== TASK TO CARRY OUT ==
Output the data that follows exactly, line for line.

─── RAW DATA ───

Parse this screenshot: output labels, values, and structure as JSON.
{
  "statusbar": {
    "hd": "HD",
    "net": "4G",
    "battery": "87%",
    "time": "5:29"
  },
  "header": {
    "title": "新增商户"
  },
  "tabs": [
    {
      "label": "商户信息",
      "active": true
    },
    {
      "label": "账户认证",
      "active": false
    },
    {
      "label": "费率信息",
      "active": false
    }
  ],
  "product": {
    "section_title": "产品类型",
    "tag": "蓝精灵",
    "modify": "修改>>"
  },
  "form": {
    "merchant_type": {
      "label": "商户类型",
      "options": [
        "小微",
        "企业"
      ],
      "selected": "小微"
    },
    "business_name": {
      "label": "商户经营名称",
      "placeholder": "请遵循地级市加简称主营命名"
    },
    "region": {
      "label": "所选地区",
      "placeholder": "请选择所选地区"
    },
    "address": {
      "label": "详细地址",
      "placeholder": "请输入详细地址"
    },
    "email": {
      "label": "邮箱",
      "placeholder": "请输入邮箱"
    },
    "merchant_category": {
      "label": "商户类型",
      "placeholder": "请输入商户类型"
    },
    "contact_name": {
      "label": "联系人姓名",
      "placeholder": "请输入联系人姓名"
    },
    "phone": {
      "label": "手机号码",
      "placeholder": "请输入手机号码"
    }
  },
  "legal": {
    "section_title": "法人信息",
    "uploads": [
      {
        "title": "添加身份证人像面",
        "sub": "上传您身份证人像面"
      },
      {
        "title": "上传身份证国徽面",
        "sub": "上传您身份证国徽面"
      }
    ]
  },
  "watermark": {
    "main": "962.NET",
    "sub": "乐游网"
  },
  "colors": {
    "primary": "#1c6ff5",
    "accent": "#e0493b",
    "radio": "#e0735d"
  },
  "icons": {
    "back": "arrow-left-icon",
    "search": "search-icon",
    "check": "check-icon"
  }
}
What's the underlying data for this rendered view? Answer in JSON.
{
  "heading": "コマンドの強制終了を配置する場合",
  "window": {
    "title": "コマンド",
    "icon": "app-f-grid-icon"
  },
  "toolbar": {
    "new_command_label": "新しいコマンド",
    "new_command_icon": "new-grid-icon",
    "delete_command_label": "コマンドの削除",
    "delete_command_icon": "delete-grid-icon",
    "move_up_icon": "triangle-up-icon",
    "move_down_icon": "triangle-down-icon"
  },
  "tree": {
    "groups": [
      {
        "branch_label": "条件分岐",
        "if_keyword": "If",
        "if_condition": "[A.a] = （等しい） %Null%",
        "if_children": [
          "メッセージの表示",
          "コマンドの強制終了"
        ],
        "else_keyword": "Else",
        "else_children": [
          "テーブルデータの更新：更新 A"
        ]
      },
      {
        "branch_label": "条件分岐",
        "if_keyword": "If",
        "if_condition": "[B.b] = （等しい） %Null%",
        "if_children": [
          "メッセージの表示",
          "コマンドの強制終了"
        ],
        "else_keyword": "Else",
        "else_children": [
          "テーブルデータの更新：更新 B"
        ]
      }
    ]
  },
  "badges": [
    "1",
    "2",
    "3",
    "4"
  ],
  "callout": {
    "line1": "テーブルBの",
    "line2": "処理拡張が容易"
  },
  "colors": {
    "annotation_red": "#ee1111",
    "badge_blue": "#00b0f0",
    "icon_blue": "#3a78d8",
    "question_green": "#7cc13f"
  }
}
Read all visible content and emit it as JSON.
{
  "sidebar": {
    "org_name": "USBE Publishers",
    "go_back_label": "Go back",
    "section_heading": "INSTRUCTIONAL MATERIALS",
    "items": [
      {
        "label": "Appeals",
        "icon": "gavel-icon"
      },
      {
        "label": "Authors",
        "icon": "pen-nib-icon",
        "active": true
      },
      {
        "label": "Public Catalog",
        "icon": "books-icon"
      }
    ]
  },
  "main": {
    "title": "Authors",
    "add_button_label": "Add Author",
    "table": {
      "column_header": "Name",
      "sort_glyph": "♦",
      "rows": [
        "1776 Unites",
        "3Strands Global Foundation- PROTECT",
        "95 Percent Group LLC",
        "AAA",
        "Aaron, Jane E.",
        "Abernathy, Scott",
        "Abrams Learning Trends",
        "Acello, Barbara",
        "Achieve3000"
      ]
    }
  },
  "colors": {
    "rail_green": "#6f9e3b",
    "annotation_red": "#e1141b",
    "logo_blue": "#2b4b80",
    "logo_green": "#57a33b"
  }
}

───

== OUTPUT BELOW ==
Parse this screenshot: output labels, values, and structure as JSON.
{
  "statusbar": {
    "hd": "HD",
    "net": "4G",
    "battery": "87%",
    "time": "5:29"
  },
  "header": {
    "title": "新增商户"
  },
  "tabs": [
    {
      "label": "商户信息",
      "active": true
    },
    {
      "label": "账户认证",
      "active": false
    },
    {
      "label": "费率信息",
      "active": false
    }
  ],
  "product": {
    "section_title": "产品类型",
    "tag": "蓝精灵",
    "modify": "修改>>"
  },
  "form": {
    "merchant_type": {
      "label": "商户类型",
      "options": [
        "小微",
        "企业"
      ],
      "selected": "小微"
    },
    "business_name": {
      "label": "商户经营名称",
      "placeholder": "请遵循地级市加简称主营命名"
    },
    "region": {
      "label": "所选地区",
      "placeholder": "请选择所选地区"
    },
    "address": {
      "label": "详细地址",
      "placeholder": "请输入详细地址"
    },
    "email": {
      "label": "邮箱",
      "placeholder": "请输入邮箱"
    },
    "merchant_category": {
      "label": "商户类型",
      "placeholder": "请输入商户类型"
    },
    "contact_name": {
      "label": "联系人姓名",
      "placeholder": "请输入联系人姓名"
    },
    "phone": {
      "label": "手机号码",
      "placeholder": "请输入手机号码"
    }
  },
  "legal": {
    "section_title": "法人信息",
    "uploads": [
      {
        "title": "添加身份证人像面",
        "sub": "上传您身份证人像面"
      },
      {
        "title": "上传身份证国徽面",
        "sub": "上传您身份证国徽面"
      }
    ]
  },
  "watermark": {
    "main": "962.NET",
    "sub": "乐游网"
  },
  "colors": {
    "primary": "#1c6ff5",
    "accent": "#e0493b",
    "radio": "#e0735d"
  },
  "icons": {
    "back": "arrow-left-icon",
    "search": "search-icon",
    "check": "check-icon"
  }
}
What's the underlying data for this rendered view? Answer in JSON.
{
  "heading": "コマンドの強制終了を配置する場合",
  "window": {
    "title": "コマンド",
    "icon": "app-f-grid-icon"
  },
  "toolbar": {
    "new_command_label": "新しいコマンド",
    "new_command_icon": "new-grid-icon",
    "delete_command_label": "コマンドの削除",
    "delete_command_icon": "delete-grid-icon",
    "move_up_icon": "triangle-up-icon",
    "move_down_icon": "triangle-down-icon"
  },
  "tree": {
    "groups": [
      {
        "branch_label": "条件分岐",
        "if_keyword": "If",
        "if_condition": "[A.a] = （等しい） %Null%",
        "if_children": [
          "メッセージの表示",
          "コマンドの強制終了"
        ],
        "else_keyword": "Else",
        "else_children": [
          "テーブルデータの更新：更新 A"
        ]
      },
      {
        "branch_label": "条件分岐",
        "if_keyword": "If",
        "if_condition": "[B.b] = （等しい） %Null%",
        "if_children": [
          "メッセージの表示",
          "コマンドの強制終了"
        ],
        "else_keyword": "Else",
        "else_children": [
          "テーブルデータの更新：更新 B"
        ]
      }
    ]
  },
  "badges": [
    "1",
    "2",
    "3",
    "4"
  ],
  "callout": {
    "line1": "テーブルBの",
    "line2": "処理拡張が容易"
  },
  "colors": {
    "annotation_red": "#ee1111",
    "badge_blue": "#00b0f0",
    "icon_blue": "#3a78d8",
    "question_green": "#7cc13f"
  }
}
Read all visible content and emit it as JSON.
{
  "sidebar": {
    "org_name": "USBE Publishers",
    "go_back_label": "Go back",
    "section_heading": "INSTRUCTIONAL MATERIALS",
    "items": [
      {
        "label": "Appeals",
        "icon": "gavel-icon"
      },
      {
        "label": "Authors",
        "icon": "pen-nib-icon",
        "active": true
      },
      {
        "label": "Public Catalog",
        "icon": "books-icon"
      }
    ]
  },
  "main": {
    "title": "Authors",
    "add_button_label": "Add Author",
    "table": {
      "column_header": "Name",
      "sort_glyph": "♦",
      "rows": [
        "1776 Unites",
        "3Strands Global Foundation- PROTECT",
        "95 Percent Group LLC",
        "AAA",
        "Aaron, Jane E.",
        "Abernathy, Scott",
        "Abrams Learning Trends",
        "Acello, Barbara",
        "Achieve3000"
      ]
    }
  },
  "colors": {
    "rail_green": "#6f9e3b",
    "annotation_red": "#e1141b",
    "logo_blue": "#2b4b80",
    "logo_green": "#57a33b"
  }
}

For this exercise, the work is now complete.